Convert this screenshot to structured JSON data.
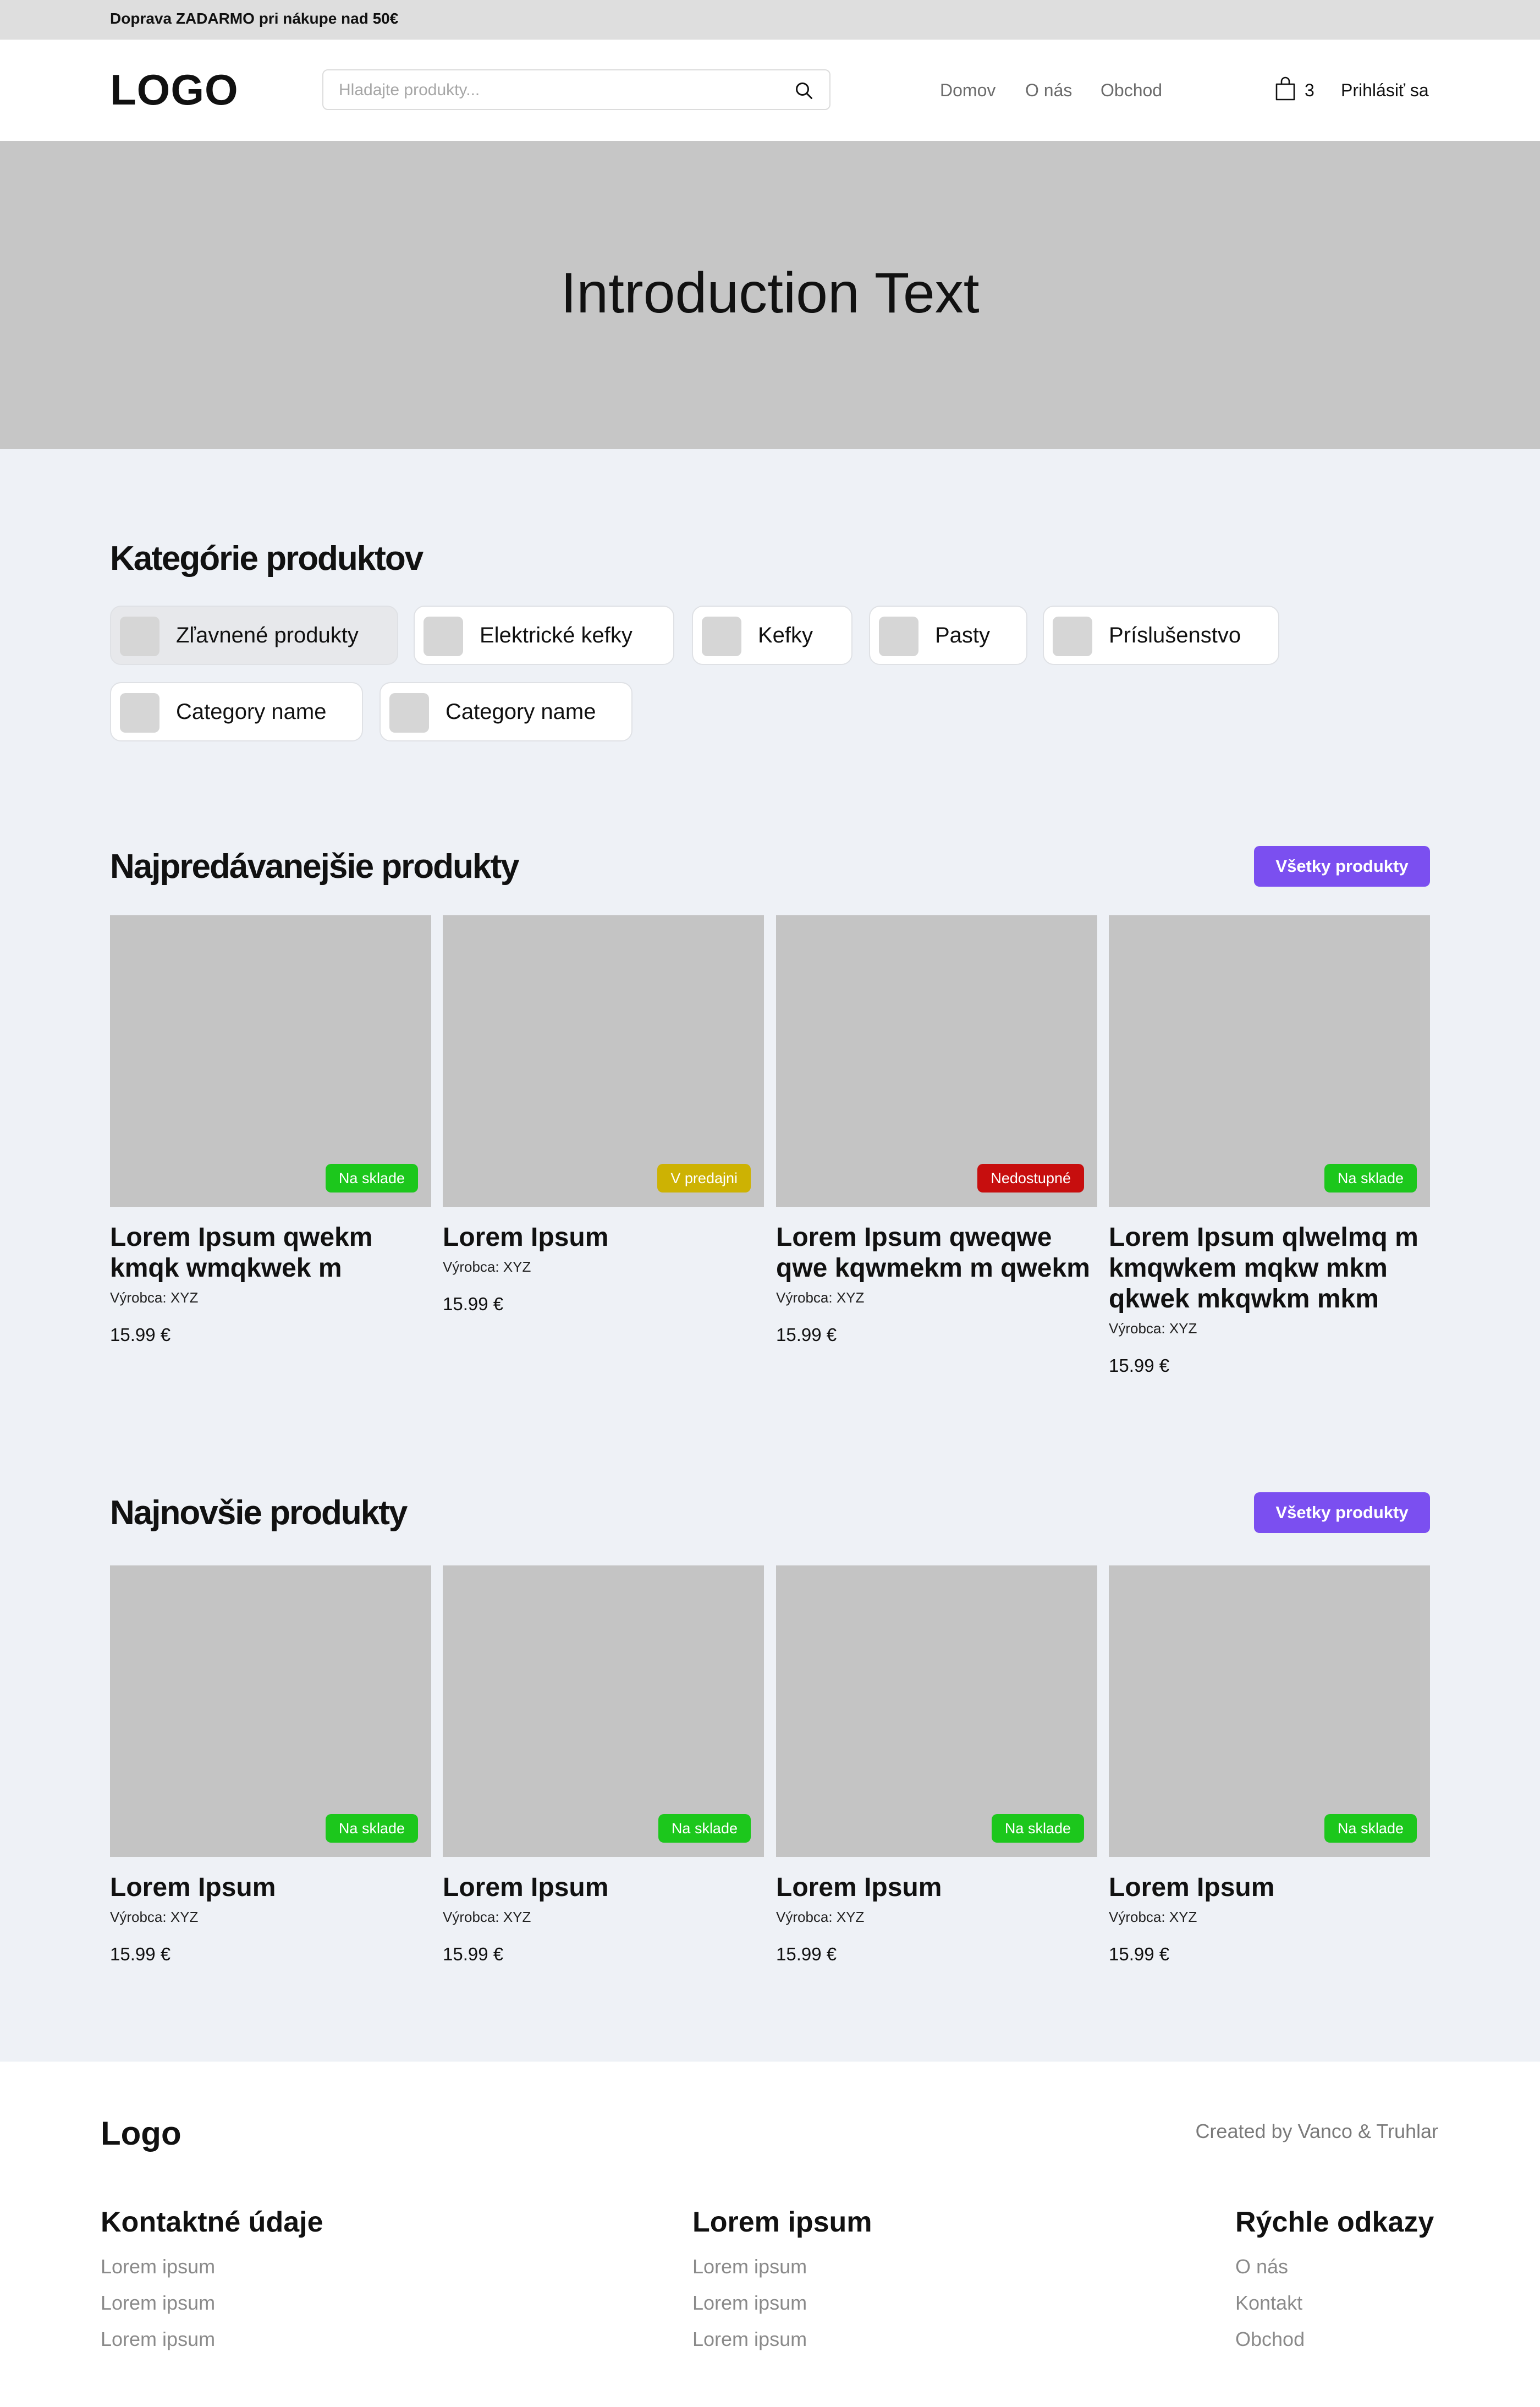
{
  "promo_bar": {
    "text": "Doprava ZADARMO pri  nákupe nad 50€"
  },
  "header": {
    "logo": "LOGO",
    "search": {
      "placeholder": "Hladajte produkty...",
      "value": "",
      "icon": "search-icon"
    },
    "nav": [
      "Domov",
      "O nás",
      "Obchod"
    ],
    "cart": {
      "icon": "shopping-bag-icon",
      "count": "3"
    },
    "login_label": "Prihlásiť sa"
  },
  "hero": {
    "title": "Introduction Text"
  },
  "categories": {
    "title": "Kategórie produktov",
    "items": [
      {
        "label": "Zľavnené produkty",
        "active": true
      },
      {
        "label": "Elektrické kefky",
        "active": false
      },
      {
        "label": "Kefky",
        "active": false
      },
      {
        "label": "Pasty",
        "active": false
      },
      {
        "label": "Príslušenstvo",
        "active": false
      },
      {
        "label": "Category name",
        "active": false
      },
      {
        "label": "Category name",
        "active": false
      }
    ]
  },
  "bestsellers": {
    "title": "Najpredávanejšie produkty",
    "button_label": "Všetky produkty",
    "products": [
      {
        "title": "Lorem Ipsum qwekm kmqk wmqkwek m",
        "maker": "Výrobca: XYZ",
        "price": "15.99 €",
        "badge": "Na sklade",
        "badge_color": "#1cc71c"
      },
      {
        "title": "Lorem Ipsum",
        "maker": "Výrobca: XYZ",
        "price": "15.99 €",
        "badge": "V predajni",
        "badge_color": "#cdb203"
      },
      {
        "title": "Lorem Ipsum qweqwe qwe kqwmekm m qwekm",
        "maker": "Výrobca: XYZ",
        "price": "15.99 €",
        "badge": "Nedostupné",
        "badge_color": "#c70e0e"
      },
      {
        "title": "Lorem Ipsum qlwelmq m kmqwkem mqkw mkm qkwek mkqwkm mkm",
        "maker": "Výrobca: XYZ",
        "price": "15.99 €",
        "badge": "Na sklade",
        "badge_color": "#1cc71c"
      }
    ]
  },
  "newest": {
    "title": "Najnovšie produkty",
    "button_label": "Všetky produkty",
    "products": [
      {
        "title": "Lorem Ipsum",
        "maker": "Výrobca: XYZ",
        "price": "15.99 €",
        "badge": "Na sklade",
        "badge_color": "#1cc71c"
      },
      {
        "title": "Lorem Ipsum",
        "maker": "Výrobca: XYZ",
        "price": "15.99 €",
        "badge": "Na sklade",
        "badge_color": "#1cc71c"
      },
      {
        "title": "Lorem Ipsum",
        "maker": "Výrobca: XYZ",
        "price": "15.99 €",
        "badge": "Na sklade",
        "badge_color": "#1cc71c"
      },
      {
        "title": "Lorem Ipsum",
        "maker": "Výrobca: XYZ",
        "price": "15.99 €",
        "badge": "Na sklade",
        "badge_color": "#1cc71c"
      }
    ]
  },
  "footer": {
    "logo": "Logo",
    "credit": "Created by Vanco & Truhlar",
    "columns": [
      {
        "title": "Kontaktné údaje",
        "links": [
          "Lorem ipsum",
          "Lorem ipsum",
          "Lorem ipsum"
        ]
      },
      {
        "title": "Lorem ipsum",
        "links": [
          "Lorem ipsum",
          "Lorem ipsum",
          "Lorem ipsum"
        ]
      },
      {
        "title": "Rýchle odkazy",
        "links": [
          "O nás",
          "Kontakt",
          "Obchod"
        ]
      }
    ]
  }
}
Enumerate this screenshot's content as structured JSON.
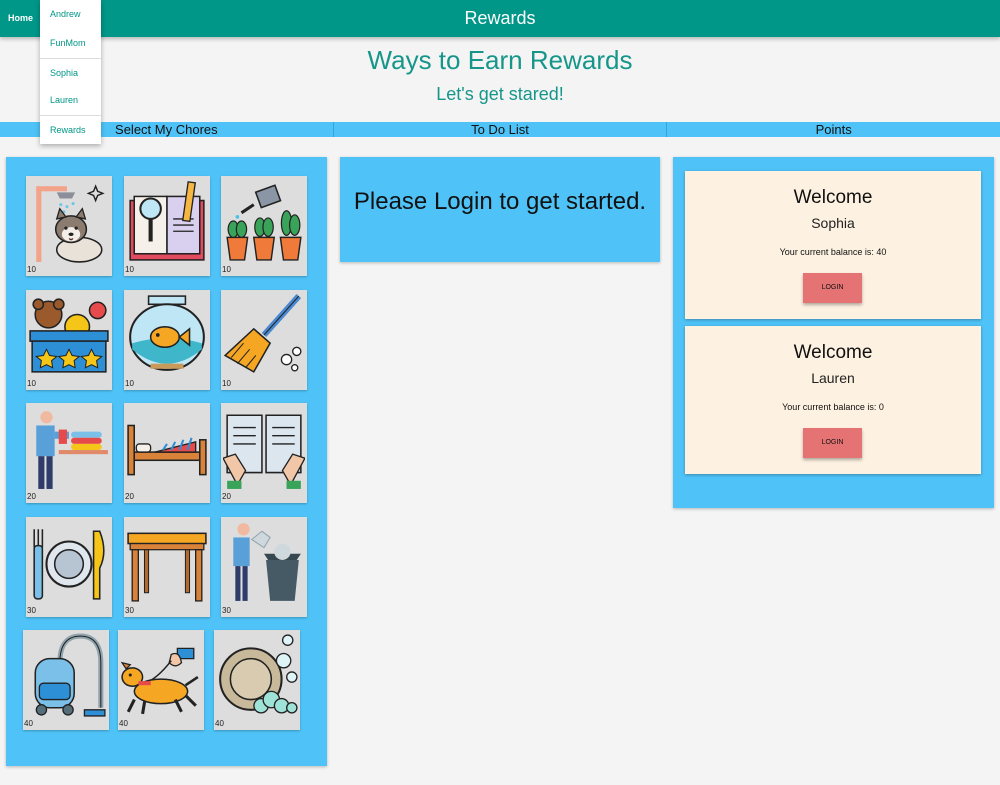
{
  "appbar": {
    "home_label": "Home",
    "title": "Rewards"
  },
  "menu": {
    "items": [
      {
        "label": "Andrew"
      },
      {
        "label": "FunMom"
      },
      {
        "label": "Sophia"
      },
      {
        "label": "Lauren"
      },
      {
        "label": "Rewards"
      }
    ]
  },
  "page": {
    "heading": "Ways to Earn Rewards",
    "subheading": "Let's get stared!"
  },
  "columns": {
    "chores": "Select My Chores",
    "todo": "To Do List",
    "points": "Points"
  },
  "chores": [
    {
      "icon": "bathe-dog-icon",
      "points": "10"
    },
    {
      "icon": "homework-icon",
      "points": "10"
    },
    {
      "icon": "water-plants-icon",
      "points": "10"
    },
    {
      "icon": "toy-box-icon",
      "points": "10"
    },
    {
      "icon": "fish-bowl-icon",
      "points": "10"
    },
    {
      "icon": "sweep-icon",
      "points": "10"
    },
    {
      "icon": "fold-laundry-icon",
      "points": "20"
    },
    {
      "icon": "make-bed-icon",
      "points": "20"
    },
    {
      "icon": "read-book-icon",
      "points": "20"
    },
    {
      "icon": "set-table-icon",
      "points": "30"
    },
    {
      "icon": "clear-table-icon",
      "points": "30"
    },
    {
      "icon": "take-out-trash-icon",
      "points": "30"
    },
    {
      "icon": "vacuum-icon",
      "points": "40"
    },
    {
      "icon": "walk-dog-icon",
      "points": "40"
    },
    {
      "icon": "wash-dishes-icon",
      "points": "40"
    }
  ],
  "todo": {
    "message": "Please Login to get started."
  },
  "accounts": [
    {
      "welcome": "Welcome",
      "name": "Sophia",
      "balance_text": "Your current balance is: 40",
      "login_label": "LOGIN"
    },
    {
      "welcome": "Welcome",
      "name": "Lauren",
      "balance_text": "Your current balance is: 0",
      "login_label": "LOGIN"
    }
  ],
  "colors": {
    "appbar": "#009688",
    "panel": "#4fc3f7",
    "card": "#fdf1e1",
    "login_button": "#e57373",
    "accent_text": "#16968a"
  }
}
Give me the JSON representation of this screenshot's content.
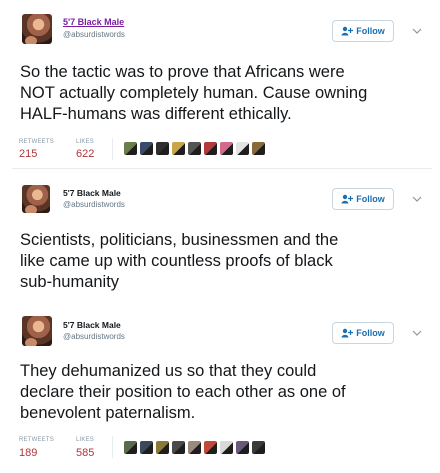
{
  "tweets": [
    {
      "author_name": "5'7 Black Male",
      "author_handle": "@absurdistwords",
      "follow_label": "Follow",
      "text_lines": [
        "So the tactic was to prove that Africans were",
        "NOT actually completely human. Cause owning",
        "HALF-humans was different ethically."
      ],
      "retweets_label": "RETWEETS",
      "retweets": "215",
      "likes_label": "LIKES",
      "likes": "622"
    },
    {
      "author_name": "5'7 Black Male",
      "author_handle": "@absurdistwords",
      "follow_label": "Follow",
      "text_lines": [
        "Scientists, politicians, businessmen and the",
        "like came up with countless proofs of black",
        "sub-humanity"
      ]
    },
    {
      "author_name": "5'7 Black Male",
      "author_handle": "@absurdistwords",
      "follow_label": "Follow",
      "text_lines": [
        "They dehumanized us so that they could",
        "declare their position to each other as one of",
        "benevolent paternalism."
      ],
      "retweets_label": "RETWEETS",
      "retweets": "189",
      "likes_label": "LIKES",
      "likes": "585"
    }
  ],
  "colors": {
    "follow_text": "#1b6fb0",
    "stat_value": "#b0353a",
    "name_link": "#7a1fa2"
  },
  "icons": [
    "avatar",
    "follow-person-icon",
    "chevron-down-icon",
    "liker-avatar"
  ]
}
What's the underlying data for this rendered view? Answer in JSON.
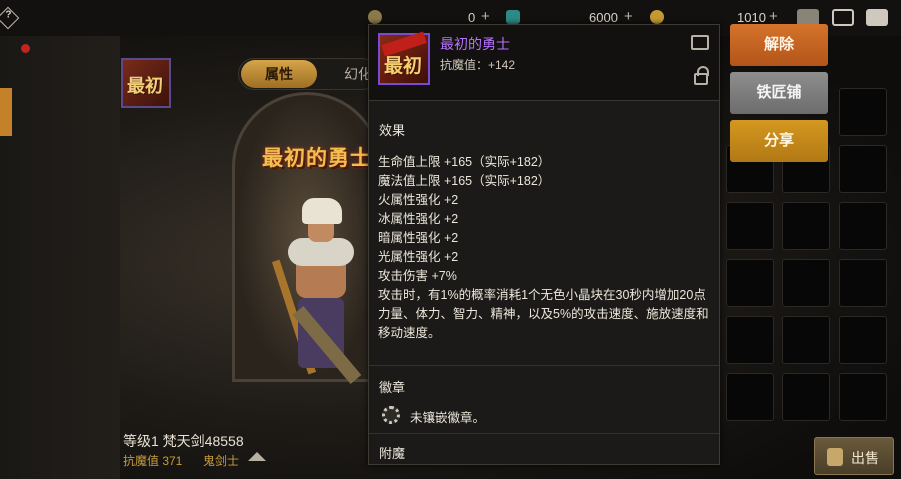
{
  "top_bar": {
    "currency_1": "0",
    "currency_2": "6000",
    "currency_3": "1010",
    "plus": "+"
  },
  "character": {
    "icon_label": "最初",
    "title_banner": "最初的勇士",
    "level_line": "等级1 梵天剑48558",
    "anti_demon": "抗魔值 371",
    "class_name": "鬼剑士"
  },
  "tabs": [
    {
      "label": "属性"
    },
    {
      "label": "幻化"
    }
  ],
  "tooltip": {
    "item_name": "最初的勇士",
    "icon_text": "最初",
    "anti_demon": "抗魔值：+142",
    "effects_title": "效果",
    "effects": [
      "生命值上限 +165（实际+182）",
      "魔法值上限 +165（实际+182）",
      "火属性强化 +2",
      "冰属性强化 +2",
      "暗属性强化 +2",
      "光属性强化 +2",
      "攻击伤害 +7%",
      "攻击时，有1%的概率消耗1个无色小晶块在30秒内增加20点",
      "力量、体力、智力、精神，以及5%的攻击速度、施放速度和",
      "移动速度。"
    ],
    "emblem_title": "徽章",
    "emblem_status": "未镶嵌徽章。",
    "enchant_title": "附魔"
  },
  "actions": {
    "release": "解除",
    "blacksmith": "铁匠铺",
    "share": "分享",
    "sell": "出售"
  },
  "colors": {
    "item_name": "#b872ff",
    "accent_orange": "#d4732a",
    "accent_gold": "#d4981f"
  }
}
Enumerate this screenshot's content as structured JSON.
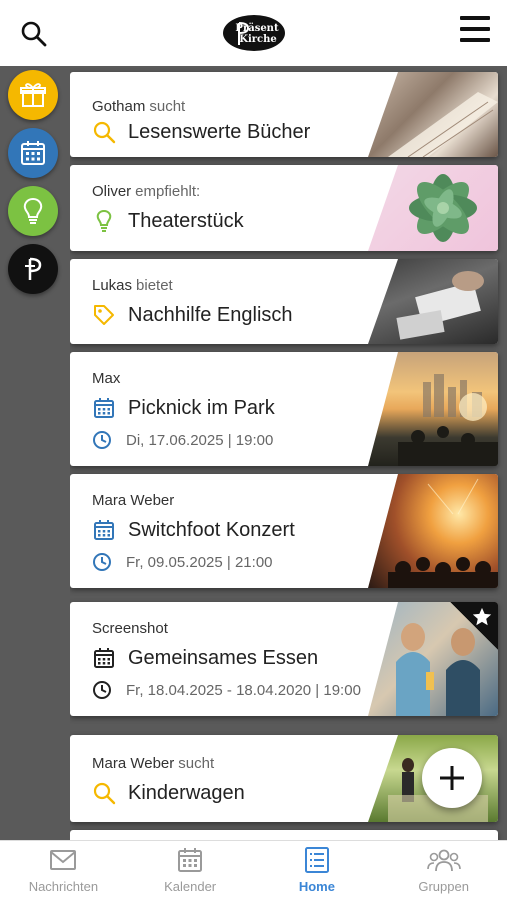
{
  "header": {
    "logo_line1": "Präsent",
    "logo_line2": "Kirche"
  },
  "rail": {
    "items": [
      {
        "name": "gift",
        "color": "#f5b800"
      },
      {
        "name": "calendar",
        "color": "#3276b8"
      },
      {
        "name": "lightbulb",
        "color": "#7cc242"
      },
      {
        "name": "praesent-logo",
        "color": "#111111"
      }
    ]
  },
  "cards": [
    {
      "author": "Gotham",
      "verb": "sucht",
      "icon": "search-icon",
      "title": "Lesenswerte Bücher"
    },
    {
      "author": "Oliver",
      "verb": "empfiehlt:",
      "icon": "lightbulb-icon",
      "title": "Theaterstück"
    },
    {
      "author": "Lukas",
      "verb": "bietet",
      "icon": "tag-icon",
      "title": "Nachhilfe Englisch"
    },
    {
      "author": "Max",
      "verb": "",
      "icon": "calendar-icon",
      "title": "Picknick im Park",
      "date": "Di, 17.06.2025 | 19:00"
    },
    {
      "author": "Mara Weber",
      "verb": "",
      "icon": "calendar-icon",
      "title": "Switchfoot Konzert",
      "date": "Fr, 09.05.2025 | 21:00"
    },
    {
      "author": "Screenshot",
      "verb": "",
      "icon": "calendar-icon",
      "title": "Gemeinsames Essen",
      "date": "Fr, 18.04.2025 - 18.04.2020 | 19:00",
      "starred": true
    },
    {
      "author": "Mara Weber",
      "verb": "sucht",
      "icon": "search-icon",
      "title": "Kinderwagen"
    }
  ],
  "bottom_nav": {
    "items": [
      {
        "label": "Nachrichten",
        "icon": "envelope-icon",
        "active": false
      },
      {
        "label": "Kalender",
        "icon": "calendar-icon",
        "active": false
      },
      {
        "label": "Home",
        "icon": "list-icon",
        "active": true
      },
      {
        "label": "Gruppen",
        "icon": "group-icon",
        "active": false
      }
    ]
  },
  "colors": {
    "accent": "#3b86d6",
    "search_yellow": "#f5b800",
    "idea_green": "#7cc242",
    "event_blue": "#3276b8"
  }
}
··········
Task statement
Pick out every line of the listing containing the word "date", and show those lines.

Worked answer
      "date": "Di, 17.06.2025 | 19:00"
      "date": "Fr, 09.05.2025 | 21:00"
      "date": "Fr, 18.04.2025 - 18.04.2020 | 19:00",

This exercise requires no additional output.